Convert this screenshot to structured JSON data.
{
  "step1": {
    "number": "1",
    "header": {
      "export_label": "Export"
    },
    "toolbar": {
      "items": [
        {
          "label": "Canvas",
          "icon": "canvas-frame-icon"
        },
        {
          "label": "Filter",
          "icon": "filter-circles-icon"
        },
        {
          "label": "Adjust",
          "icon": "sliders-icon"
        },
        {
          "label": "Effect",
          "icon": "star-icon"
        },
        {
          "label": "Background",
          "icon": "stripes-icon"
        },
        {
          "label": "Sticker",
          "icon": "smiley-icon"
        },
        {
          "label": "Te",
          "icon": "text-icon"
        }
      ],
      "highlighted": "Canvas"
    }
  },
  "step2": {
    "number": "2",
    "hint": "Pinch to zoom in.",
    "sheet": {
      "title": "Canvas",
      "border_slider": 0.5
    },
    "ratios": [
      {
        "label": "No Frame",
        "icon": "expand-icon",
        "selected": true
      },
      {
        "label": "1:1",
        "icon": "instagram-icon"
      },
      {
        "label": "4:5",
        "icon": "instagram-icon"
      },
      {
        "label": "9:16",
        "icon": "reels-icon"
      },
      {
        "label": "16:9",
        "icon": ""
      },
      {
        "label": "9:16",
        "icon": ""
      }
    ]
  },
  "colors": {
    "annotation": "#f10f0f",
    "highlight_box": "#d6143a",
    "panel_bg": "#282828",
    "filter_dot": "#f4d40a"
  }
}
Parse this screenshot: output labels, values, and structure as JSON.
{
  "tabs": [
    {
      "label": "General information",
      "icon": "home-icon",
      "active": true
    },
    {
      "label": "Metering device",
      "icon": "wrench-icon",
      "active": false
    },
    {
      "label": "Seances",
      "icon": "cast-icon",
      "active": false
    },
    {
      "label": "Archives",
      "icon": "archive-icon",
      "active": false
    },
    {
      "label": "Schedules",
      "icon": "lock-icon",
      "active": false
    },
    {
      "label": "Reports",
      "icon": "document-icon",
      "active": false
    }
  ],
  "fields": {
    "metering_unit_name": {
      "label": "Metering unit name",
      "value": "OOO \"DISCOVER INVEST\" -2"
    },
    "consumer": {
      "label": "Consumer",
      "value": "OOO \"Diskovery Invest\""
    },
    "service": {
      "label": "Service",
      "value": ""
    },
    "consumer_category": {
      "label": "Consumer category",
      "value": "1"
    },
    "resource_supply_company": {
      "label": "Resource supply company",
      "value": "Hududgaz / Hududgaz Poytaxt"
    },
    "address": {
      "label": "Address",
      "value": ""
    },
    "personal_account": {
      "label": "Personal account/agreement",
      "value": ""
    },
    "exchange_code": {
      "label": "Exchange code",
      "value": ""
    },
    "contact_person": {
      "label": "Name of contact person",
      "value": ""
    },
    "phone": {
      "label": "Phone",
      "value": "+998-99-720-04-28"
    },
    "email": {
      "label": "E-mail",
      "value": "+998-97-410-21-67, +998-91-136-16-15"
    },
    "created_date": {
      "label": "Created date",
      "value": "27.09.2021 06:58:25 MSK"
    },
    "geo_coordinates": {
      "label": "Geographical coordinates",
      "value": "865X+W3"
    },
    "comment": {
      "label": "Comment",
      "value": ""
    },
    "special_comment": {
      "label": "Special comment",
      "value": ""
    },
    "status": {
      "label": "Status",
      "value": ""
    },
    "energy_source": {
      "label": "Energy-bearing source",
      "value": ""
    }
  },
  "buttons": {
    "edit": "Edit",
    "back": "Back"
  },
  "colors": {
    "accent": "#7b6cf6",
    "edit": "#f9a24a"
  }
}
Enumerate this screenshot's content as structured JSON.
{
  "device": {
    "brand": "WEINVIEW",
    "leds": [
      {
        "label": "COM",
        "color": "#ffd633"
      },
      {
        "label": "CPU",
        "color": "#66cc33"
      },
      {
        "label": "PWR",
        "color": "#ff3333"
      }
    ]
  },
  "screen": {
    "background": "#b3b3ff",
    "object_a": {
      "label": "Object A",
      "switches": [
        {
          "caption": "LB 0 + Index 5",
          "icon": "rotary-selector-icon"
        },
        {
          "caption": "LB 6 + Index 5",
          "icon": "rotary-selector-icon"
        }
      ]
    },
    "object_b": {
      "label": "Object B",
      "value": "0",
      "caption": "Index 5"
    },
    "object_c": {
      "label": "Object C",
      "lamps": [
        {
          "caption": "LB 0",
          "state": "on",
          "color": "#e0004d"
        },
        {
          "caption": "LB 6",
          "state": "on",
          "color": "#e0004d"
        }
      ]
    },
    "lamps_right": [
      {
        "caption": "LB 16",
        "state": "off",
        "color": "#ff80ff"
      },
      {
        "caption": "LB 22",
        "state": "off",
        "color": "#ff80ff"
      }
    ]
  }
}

○ ○ ○ ○ ○

WHAT YOU WILL DO:
Repeat each record in full; every line must match exactly.

ANSWER TO THE EXERCISE:
Convert this screenshot to structured JSON data.
{
  "step1": {
    "number": "1",
    "header": {
      "export_label": "Export"
    },
    "toolbar": {
      "items": [
        {
          "label": "Canvas",
          "icon": "canvas-frame-icon"
        },
        {
          "label": "Filter",
          "icon": "filter-circles-icon"
        },
        {
          "label": "Adjust",
          "icon": "sliders-icon"
        },
        {
          "label": "Effect",
          "icon": "star-icon"
        },
        {
          "label": "Background",
          "icon": "stripes-icon"
        },
        {
          "label": "Sticker",
          "icon": "smiley-icon"
        },
        {
          "label": "Te",
          "icon": "text-icon"
        }
      ],
      "highlighted": "Canvas"
    }
  },
  "step2": {
    "number": "2",
    "hint": "Pinch to zoom in.",
    "sheet": {
      "title": "Canvas",
      "border_slider": 0.5
    },
    "ratios": [
      {
        "label": "No Frame",
        "icon": "expand-icon",
        "selected": true
      },
      {
        "label": "1:1",
        "icon": "instagram-icon"
      },
      {
        "label": "4:5",
        "icon": "instagram-icon"
      },
      {
        "label": "9:16",
        "icon": "reels-icon"
      },
      {
        "label": "16:9",
        "icon": ""
      },
      {
        "label": "9:16",
        "icon": ""
      }
    ]
  },
  "colors": {
    "annotation": "#f10f0f",
    "highlight_box": "#d6143a",
    "panel_bg": "#282828",
    "filter_dot": "#f4d40a"
  }
}
Parse this screenshot: output labels, values, and structure as JSON.
{
  "tabs": [
    {
      "label": "General information",
      "icon": "home-icon",
      "active": true
    },
    {
      "label": "Metering device",
      "icon": "wrench-icon",
      "active": false
    },
    {
      "label": "Seances",
      "icon": "cast-icon",
      "active": false
    },
    {
      "label": "Archives",
      "icon": "archive-icon",
      "active": false
    },
    {
      "label": "Schedules",
      "icon": "lock-icon",
      "active": false
    },
    {
      "label": "Reports",
      "icon": "document-icon",
      "active": false
    }
  ],
  "fields": {
    "metering_unit_name": {
      "label": "Metering unit name",
      "value": "OOO \"DISCOVER INVEST\" -2"
    },
    "consumer": {
      "label": "Consumer",
      "value": "OOO \"Diskovery Invest\""
    },
    "service": {
      "label": "Service",
      "value": ""
    },
    "consumer_category": {
      "label": "Consumer category",
      "value": "1"
    },
    "resource_supply_company": {
      "label": "Resource supply company",
      "value": "Hududgaz / Hududgaz Poytaxt"
    },
    "address": {
      "label": "Address",
      "value": ""
    },
    "personal_account": {
      "label": "Personal account/agreement",
      "value": ""
    },
    "exchange_code": {
      "label": "Exchange code",
      "value": ""
    },
    "contact_person": {
      "label": "Name of contact person",
      "value": ""
    },
    "phone": {
      "label": "Phone",
      "value": "+998-99-720-04-28"
    },
    "email": {
      "label": "E-mail",
      "value": "+998-97-410-21-67, +998-91-136-16-15"
    },
    "created_date": {
      "label": "Created date",
      "value": "27.09.2021 06:58:25 MSK"
    },
    "geo_coordinates": {
      "label": "Geographical coordinates",
      "value": "865X+W3"
    },
    "comment": {
      "label": "Comment",
      "value": ""
    },
    "special_comment": {
      "label": "Special comment",
      "value": ""
    },
    "status": {
      "label": "Status",
      "value": ""
    },
    "energy_source": {
      "label": "Energy-bearing source",
      "value": ""
    }
  },
  "buttons": {
    "edit": "Edit",
    "back": "Back"
  },
  "colors": {
    "accent": "#7b6cf6",
    "edit": "#f9a24a"
  }
}
Enumerate this screenshot's content as structured JSON.
{
  "device": {
    "brand": "WEINVIEW",
    "leds": [
      {
        "label": "COM",
        "color": "#ffd633"
      },
      {
        "label": "CPU",
        "color": "#66cc33"
      },
      {
        "label": "PWR",
        "color": "#ff3333"
      }
    ]
  },
  "screen": {
    "background": "#b3b3ff",
    "object_a": {
      "label": "Object A",
      "switches": [
        {
          "caption": "LB 0 + Index 5",
          "icon": "rotary-selector-icon"
        },
        {
          "caption": "LB 6 + Index 5",
          "icon": "rotary-selector-icon"
        }
      ]
    },
    "object_b": {
      "label": "Object B",
      "value": "0",
      "caption": "Index 5"
    },
    "object_c": {
      "label": "Object C",
      "lamps": [
        {
          "caption": "LB 0",
          "state": "on",
          "color": "#e0004d"
        },
        {
          "caption": "LB 6",
          "state": "on",
          "color": "#e0004d"
        }
      ]
    },
    "lamps_right": [
      {
        "caption": "LB 16",
        "state": "off",
        "color": "#ff80ff"
      },
      {
        "caption": "LB 22",
        "state": "off",
        "color": "#ff80ff"
      }
    ]
  }
}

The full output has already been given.